Dataset records:
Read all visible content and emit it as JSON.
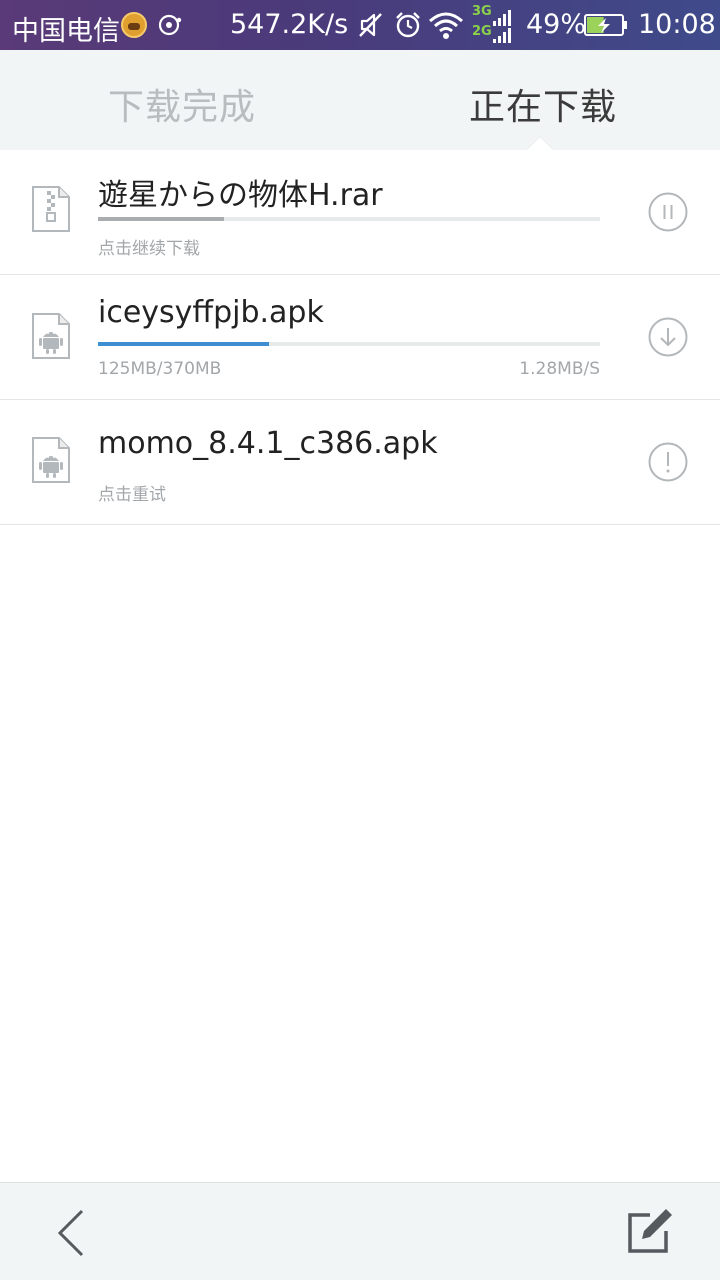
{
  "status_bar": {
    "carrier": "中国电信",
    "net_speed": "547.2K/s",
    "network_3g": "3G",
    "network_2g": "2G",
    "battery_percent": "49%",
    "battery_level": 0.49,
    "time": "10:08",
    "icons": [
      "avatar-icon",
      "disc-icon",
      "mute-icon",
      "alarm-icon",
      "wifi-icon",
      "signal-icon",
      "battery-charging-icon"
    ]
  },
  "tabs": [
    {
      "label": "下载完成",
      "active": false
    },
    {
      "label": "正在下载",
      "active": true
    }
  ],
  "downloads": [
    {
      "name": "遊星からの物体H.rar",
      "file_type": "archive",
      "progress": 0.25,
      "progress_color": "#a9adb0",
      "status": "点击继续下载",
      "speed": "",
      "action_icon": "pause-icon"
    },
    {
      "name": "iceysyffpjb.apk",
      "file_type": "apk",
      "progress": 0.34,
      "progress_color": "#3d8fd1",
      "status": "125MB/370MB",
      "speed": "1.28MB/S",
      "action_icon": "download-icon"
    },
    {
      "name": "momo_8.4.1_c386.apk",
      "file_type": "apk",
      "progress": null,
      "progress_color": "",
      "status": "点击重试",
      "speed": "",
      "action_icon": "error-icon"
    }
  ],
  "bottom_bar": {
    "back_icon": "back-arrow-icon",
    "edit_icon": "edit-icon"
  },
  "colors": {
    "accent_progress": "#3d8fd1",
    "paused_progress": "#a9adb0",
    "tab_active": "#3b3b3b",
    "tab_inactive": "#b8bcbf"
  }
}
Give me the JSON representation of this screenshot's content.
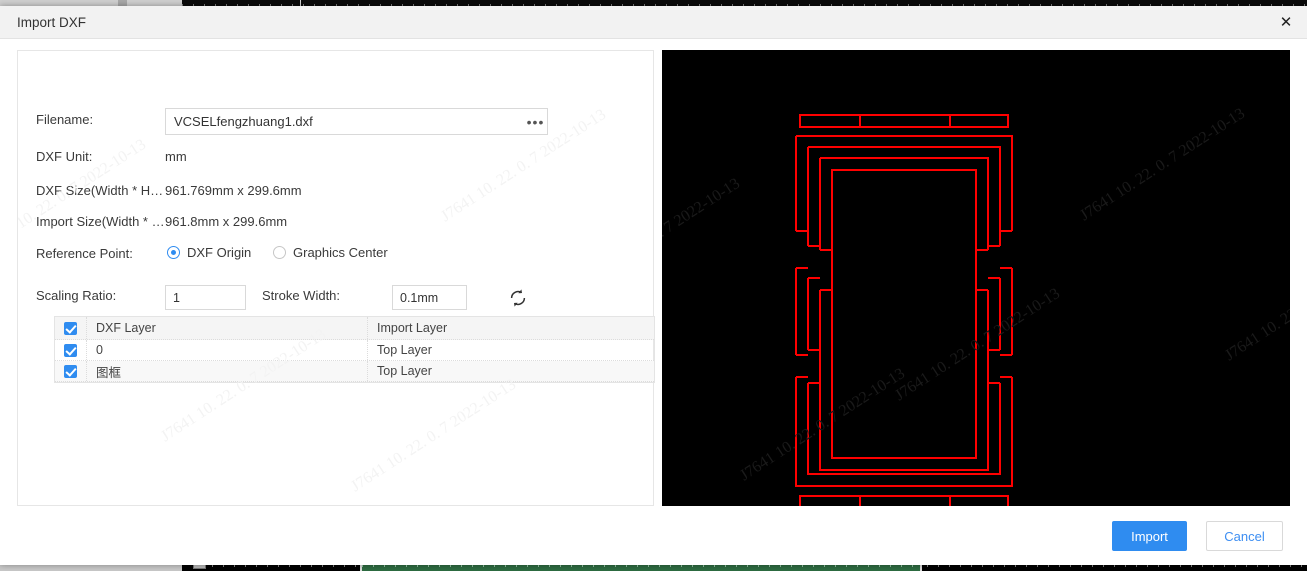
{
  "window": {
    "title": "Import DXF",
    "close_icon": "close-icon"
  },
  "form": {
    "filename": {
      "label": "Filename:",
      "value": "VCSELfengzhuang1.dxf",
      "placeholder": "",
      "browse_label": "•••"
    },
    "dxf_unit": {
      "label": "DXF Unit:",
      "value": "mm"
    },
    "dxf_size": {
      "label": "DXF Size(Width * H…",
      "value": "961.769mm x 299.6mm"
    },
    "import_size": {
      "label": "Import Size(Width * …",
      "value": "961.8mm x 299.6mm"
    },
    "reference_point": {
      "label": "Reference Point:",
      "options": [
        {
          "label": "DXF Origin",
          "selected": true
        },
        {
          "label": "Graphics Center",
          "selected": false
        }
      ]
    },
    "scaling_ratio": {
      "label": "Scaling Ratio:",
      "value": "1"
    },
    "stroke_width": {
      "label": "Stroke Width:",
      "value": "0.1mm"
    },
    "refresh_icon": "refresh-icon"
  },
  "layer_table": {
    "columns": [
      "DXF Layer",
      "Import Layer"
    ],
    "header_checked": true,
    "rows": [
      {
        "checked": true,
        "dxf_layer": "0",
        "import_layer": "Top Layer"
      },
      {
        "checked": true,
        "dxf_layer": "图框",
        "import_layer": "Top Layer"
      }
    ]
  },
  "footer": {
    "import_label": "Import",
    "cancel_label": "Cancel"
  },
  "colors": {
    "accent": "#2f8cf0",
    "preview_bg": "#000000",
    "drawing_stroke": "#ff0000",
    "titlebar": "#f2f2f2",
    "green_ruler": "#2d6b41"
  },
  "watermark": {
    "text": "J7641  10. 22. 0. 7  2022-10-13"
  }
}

### Directions for this task:
Pick out the lines containing the string "value".

### Written answer:
      "value": "VCSELfengzhuang1.dxf",
      "value": "mm"
      "value": "961.769mm x 299.6mm"
      "value": "961.8mm x 299.6mm"
      "value": "1"
      "value": "0.1mm"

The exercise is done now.